■ WORK TO DO
Copy out all lines carrying the word "ylabel".

Chart and figure data
——————
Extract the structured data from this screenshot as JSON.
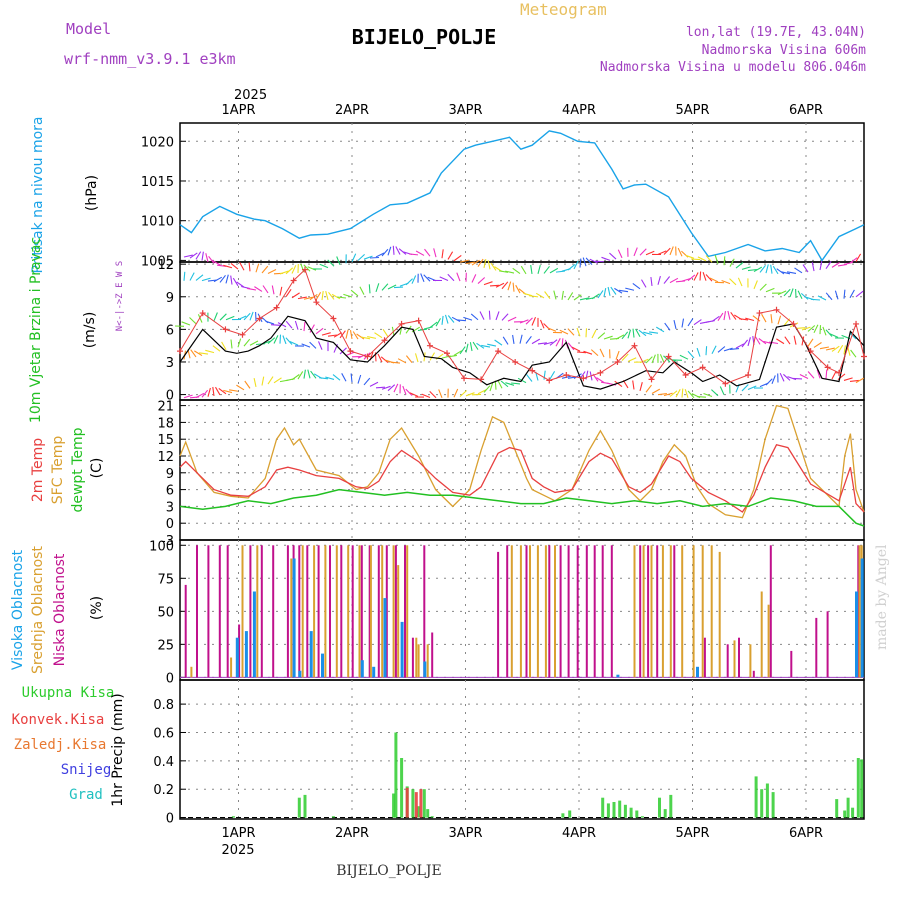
{
  "header": {
    "model_label": "Model",
    "model_name": "wrf-nmm_v3.9.1 e3km",
    "meteogram": "Meteogram",
    "station": "BIJELO_POLJE",
    "lonlat": "lon,lat (19.7E, 43.04N)",
    "altitude": "Nadmorska Visina 606m",
    "model_altitude": "Nadmorska Visina u modelu 806.046m",
    "made_by": "made by Angel",
    "footer_station": "BIJELO_POLJE"
  },
  "colors": {
    "pressure": "#1aa3e8",
    "temp2m": "#e84040",
    "sfc": "#d9a030",
    "dewpt": "#22c022",
    "high_cloud": "#1a8fe8",
    "mid_cloud": "#d9a030",
    "low_cloud": "#c0108c",
    "total_precip": "#2ecc2e",
    "conv_precip": "#e84040",
    "frozen": "#e87830",
    "snow": "#4040e0",
    "grad": "#20c0c0",
    "header_purple": "#a040c0",
    "meteogram_orange": "#e8c060"
  },
  "chart_data": [
    {
      "type": "line",
      "title": "Pritisak na nivou mora",
      "ylabel": "(hPa)",
      "x_unit": "days since 1APR 00UTC",
      "x_range": [
        -0.5,
        5.52
      ],
      "ylim": [
        1004.8,
        1022.3
      ],
      "yticks": [
        1005,
        1010,
        1015,
        1020
      ],
      "top_axis_year": "2025",
      "top_ticks": [
        "1APR",
        "2APR",
        "3APR",
        "4APR",
        "5APR",
        "6APR"
      ],
      "series": [
        {
          "name": "MSLP",
          "x": [
            -0.5,
            -0.4,
            -0.3,
            -0.15,
            0,
            0.15,
            0.25,
            0.4,
            0.55,
            0.65,
            0.8,
            1.0,
            1.2,
            1.35,
            1.5,
            1.7,
            1.8,
            2.0,
            2.1,
            2.25,
            2.4,
            2.5,
            2.6,
            2.75,
            2.85,
            3.0,
            3.15,
            3.3,
            3.4,
            3.5,
            3.6,
            3.8,
            4.0,
            4.15,
            4.3,
            4.5,
            4.65,
            4.8,
            4.95,
            5.05,
            5.15,
            5.3,
            5.45,
            5.52
          ],
          "values": [
            1009.5,
            1008.5,
            1010.5,
            1011.8,
            1010.8,
            1010.2,
            1010.0,
            1009.0,
            1007.8,
            1008.2,
            1008.3,
            1009.0,
            1010.8,
            1012.0,
            1012.2,
            1013.5,
            1016.0,
            1019.0,
            1019.5,
            1020.0,
            1020.5,
            1019.0,
            1019.5,
            1021.3,
            1021.0,
            1020.0,
            1019.8,
            1016.5,
            1014.0,
            1014.5,
            1014.6,
            1013.0,
            1008.5,
            1005.5,
            1006.0,
            1007.0,
            1006.2,
            1006.5,
            1006.0,
            1007.5,
            1005.0,
            1008.0,
            1009.0,
            1009.5
          ]
        }
      ]
    },
    {
      "type": "line",
      "title": "10m Vjetar Brzina i Pravac",
      "ylabel": "(m/s)",
      "direction_legend": "N<-|->Z E W S",
      "x_range": [
        -0.5,
        5.52
      ],
      "ylim": [
        -0.5,
        12.2
      ],
      "yticks": [
        0,
        3,
        6,
        9,
        12
      ],
      "series": [
        {
          "name": "wind speed",
          "x": [
            -0.5,
            -0.3,
            -0.1,
            0,
            0.1,
            0.2,
            0.3,
            0.45,
            0.6,
            0.7,
            0.85,
            1.0,
            1.15,
            1.3,
            1.45,
            1.55,
            1.65,
            1.8,
            1.9,
            2.05,
            2.2,
            2.35,
            2.5,
            2.6,
            2.75,
            2.9,
            3.05,
            3.2,
            3.4,
            3.6,
            3.75,
            3.85,
            4.0,
            4.1,
            4.25,
            4.4,
            4.6,
            4.75,
            4.9,
            5.0,
            5.15,
            5.3,
            5.4,
            5.52
          ],
          "values": [
            3.0,
            6.0,
            4.0,
            3.8,
            4.0,
            4.5,
            5.2,
            7.2,
            6.8,
            5.2,
            4.8,
            3.2,
            3.0,
            4.5,
            6.2,
            6.0,
            3.5,
            3.3,
            2.5,
            2.0,
            0.9,
            1.5,
            1.2,
            2.7,
            3.0,
            4.8,
            0.8,
            0.5,
            1.2,
            2.2,
            2.0,
            3.0,
            2.0,
            1.2,
            1.8,
            0.8,
            1.4,
            6.2,
            6.5,
            4.8,
            1.5,
            1.2,
            5.8,
            4.5
          ]
        },
        {
          "name": "wind gust",
          "x": [
            -0.5,
            -0.3,
            -0.1,
            0.05,
            0.2,
            0.35,
            0.5,
            0.6,
            0.7,
            0.85,
            1.0,
            1.15,
            1.3,
            1.45,
            1.6,
            1.7,
            1.85,
            2.0,
            2.15,
            2.3,
            2.45,
            2.6,
            2.75,
            2.9,
            3.05,
            3.2,
            3.35,
            3.5,
            3.65,
            3.8,
            3.95,
            4.1,
            4.3,
            4.5,
            4.6,
            4.75,
            4.9,
            5.05,
            5.2,
            5.3,
            5.45,
            5.52
          ],
          "values": [
            4.0,
            7.5,
            6.0,
            5.5,
            7.0,
            8.0,
            10.5,
            11.5,
            8.5,
            7.0,
            4.0,
            3.5,
            5.0,
            6.5,
            6.8,
            4.5,
            3.8,
            1.5,
            1.4,
            4.0,
            3.0,
            2.2,
            1.3,
            1.8,
            1.5,
            2.0,
            3.0,
            4.5,
            1.4,
            3.5,
            1.8,
            2.5,
            1.0,
            1.8,
            7.5,
            7.8,
            6.5,
            4.0,
            2.5,
            2.0,
            6.5,
            3.5
          ]
        }
      ]
    },
    {
      "type": "line",
      "title": "2m Temp / SFC Temp / dewpt Temp",
      "ylabel": "(C)",
      "x_range": [
        -0.5,
        5.52
      ],
      "ylim": [
        -3,
        22
      ],
      "yticks": [
        -3,
        0,
        3,
        6,
        9,
        12,
        15,
        18,
        21
      ],
      "series": [
        {
          "name": "2m Temp",
          "x": [
            -0.5,
            -0.45,
            -0.35,
            -0.2,
            -0.05,
            0.1,
            0.25,
            0.35,
            0.45,
            0.55,
            0.7,
            0.9,
            1.05,
            1.15,
            1.25,
            1.35,
            1.45,
            1.6,
            1.75,
            1.9,
            2.05,
            2.15,
            2.3,
            2.4,
            2.5,
            2.6,
            2.7,
            2.8,
            2.95,
            3.1,
            3.2,
            3.3,
            3.45,
            3.55,
            3.65,
            3.8,
            3.9,
            4.0,
            4.15,
            4.3,
            4.45,
            4.55,
            4.65,
            4.75,
            4.85,
            5.05,
            5.3,
            5.4,
            5.45,
            5.52
          ],
          "values": [
            10.0,
            11.0,
            9.0,
            6.0,
            5.0,
            4.8,
            6.5,
            9.5,
            10.0,
            9.5,
            8.5,
            8.0,
            6.5,
            6.2,
            7.5,
            11.0,
            13.0,
            11.0,
            8.0,
            5.5,
            5.0,
            6.5,
            12.5,
            13.5,
            13.0,
            8.0,
            6.5,
            5.5,
            6.0,
            11.0,
            12.5,
            11.5,
            6.5,
            5.5,
            7.0,
            12.0,
            11.0,
            8.0,
            5.5,
            4.0,
            2.0,
            5.0,
            10.0,
            14.0,
            13.5,
            7.0,
            4.0,
            10.0,
            3.5,
            2.0
          ]
        },
        {
          "name": "SFC Temp",
          "x": [
            -0.5,
            -0.45,
            -0.35,
            -0.2,
            -0.05,
            0.1,
            0.25,
            0.35,
            0.42,
            0.5,
            0.55,
            0.7,
            0.9,
            1.05,
            1.15,
            1.25,
            1.35,
            1.45,
            1.6,
            1.75,
            1.9,
            2.05,
            2.15,
            2.25,
            2.35,
            2.45,
            2.55,
            2.6,
            2.7,
            2.8,
            2.95,
            3.1,
            3.2,
            3.3,
            3.45,
            3.55,
            3.65,
            3.75,
            3.85,
            3.95,
            4.05,
            4.15,
            4.3,
            4.45,
            4.55,
            4.65,
            4.75,
            4.85,
            5.05,
            5.3,
            5.35,
            5.4,
            5.45,
            5.52
          ],
          "values": [
            12.0,
            14.5,
            9.0,
            5.5,
            4.8,
            4.5,
            8.0,
            15.0,
            17.0,
            14.0,
            15.0,
            9.5,
            8.5,
            6.0,
            6.5,
            9.0,
            15.0,
            17.0,
            12.0,
            6.0,
            3.0,
            6.0,
            13.0,
            19.0,
            18.0,
            13.0,
            8.0,
            6.0,
            5.0,
            4.0,
            6.0,
            13.0,
            16.5,
            13.0,
            6.0,
            4.0,
            6.0,
            11.0,
            14.0,
            12.0,
            6.5,
            3.5,
            1.5,
            1.0,
            6.0,
            15.0,
            21.0,
            20.5,
            8.0,
            3.0,
            12.0,
            16.0,
            6.0,
            2.0
          ]
        },
        {
          "name": "dewpt Temp",
          "x": [
            -0.5,
            -0.3,
            -0.1,
            0.1,
            0.3,
            0.5,
            0.7,
            0.9,
            1.1,
            1.3,
            1.5,
            1.7,
            1.9,
            2.1,
            2.3,
            2.5,
            2.7,
            2.9,
            3.1,
            3.3,
            3.5,
            3.7,
            3.9,
            4.1,
            4.3,
            4.5,
            4.7,
            4.9,
            5.1,
            5.3,
            5.45,
            5.52
          ],
          "values": [
            3.0,
            2.5,
            3.0,
            4.0,
            3.5,
            4.5,
            5.0,
            6.0,
            5.5,
            5.0,
            5.5,
            5.0,
            5.0,
            4.5,
            4.0,
            3.5,
            3.5,
            4.5,
            4.0,
            3.5,
            4.0,
            3.5,
            4.0,
            3.0,
            3.5,
            3.0,
            4.5,
            4.0,
            3.0,
            3.0,
            0.0,
            -0.5
          ]
        }
      ]
    },
    {
      "type": "bar",
      "title": "Visoka Oblacnost / Srednja Oblacnost / Niska Oblacnost",
      "ylabel": "(%)",
      "x_range": [
        -0.5,
        5.52
      ],
      "ylim": [
        -2,
        104
      ],
      "yticks": [
        0,
        25,
        50,
        75,
        100
      ],
      "series": [
        {
          "name": "Niska Oblacnost",
          "x": [
            -0.45,
            -0.35,
            -0.25,
            -0.15,
            -0.08,
            0.02,
            0.12,
            0.22,
            0.32,
            0.45,
            0.5,
            0.55,
            0.62,
            0.72,
            0.82,
            0.92,
            1.02,
            1.1,
            1.17,
            1.25,
            1.32,
            1.4,
            1.48,
            1.55,
            1.65,
            1.72,
            2.3,
            2.38,
            2.55,
            2.75,
            2.85,
            2.92,
            3.0,
            3.08,
            3.15,
            3.22,
            3.3,
            3.55,
            3.62,
            3.7,
            3.85,
            4.12,
            4.32,
            4.42,
            4.55,
            4.7,
            4.88,
            5.1,
            5.2,
            5.47
          ],
          "values": [
            70,
            100,
            100,
            100,
            100,
            40,
            100,
            100,
            100,
            100,
            100,
            100,
            100,
            100,
            100,
            100,
            100,
            100,
            100,
            100,
            100,
            100,
            100,
            30,
            100,
            34,
            95,
            100,
            100,
            100,
            100,
            100,
            100,
            100,
            100,
            100,
            100,
            100,
            100,
            100,
            100,
            30,
            25,
            30,
            5,
            100,
            20,
            45,
            50,
            100
          ]
        },
        {
          "name": "Srednja Oblacnost",
          "x": [
            -0.4,
            -0.05,
            0.05,
            0.18,
            0.48,
            0.58,
            0.68,
            0.78,
            0.88,
            0.98,
            1.08,
            1.18,
            1.28,
            1.38,
            1.42,
            1.5,
            1.58,
            1.6,
            1.68,
            2.42,
            2.5,
            2.58,
            2.65,
            2.72,
            2.8,
            3.5,
            3.58,
            3.65,
            3.75,
            3.82,
            3.92,
            4.02,
            4.1,
            4.18,
            4.25,
            4.38,
            4.52,
            4.62,
            4.68,
            5.48,
            5.5
          ],
          "values": [
            8,
            15,
            100,
            100,
            90,
            100,
            100,
            100,
            100,
            100,
            100,
            100,
            100,
            100,
            85,
            100,
            30,
            25,
            25,
            100,
            100,
            100,
            100,
            100,
            100,
            100,
            100,
            100,
            100,
            100,
            100,
            100,
            100,
            100,
            95,
            28,
            25,
            65,
            55,
            100,
            100
          ]
        },
        {
          "name": "Visoka Oblacnost",
          "x": [
            0.0,
            0.08,
            0.15,
            0.5,
            0.55,
            0.65,
            0.75,
            1.1,
            1.2,
            1.3,
            1.45,
            1.65,
            3.35,
            4.05,
            5.45,
            5.5
          ],
          "values": [
            30,
            35,
            65,
            90,
            5,
            35,
            18,
            13,
            8,
            60,
            42,
            12,
            2,
            8,
            65,
            90
          ]
        }
      ]
    },
    {
      "type": "bar",
      "title": "1hr Precip",
      "ylabel": "1hr Precip (mm)",
      "legend": [
        "Ukupna Kisa",
        "Konvek.Kisa",
        "Zaledj.Kisa",
        "Snijeg",
        "Grad"
      ],
      "x_range": [
        -0.5,
        5.52
      ],
      "ylim": [
        -0.01,
        0.97
      ],
      "yticks": [
        0,
        0.2,
        0.4,
        0.6,
        0.8
      ],
      "bottom_axis_year": "2025",
      "bottom_ticks": [
        "1APR",
        "2APR",
        "3APR",
        "4APR",
        "5APR",
        "6APR"
      ],
      "series": [
        {
          "name": "Ukupna Kisa",
          "x": [
            -0.03,
            0.55,
            0.6,
            0.85,
            1.38,
            1.4,
            1.45,
            1.5,
            1.55,
            1.6,
            1.65,
            1.68,
            1.72,
            2.87,
            2.93,
            3.22,
            3.27,
            3.32,
            3.37,
            3.42,
            3.47,
            3.52,
            3.57,
            3.72,
            3.77,
            3.82,
            4.57,
            4.62,
            4.67,
            4.72,
            5.28,
            5.35,
            5.38,
            5.42,
            5.47,
            5.5
          ],
          "values": [
            0.01,
            0.14,
            0.16,
            0.01,
            0.17,
            0.6,
            0.42,
            0.22,
            0.2,
            0.08,
            0.2,
            0.06,
            0.01,
            0.03,
            0.05,
            0.14,
            0.1,
            0.11,
            0.12,
            0.09,
            0.07,
            0.05,
            0.01,
            0.14,
            0.06,
            0.16,
            0.29,
            0.2,
            0.24,
            0.18,
            0.13,
            0.05,
            0.14,
            0.07,
            0.42,
            0.41
          ]
        },
        {
          "name": "Konvek.Kisa",
          "x": [
            1.5,
            1.58,
            1.62
          ],
          "values": [
            0.21,
            0.18,
            0.2
          ]
        }
      ]
    }
  ]
}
——————
■ RESPONSE FOR THIS EXERCISE
      "ylabel": "(hPa)",
      "ylabel": "(m/s)",
      "ylabel": "(C)",
      "ylabel": "(%)",
      "ylabel": "1hr Precip (mm)",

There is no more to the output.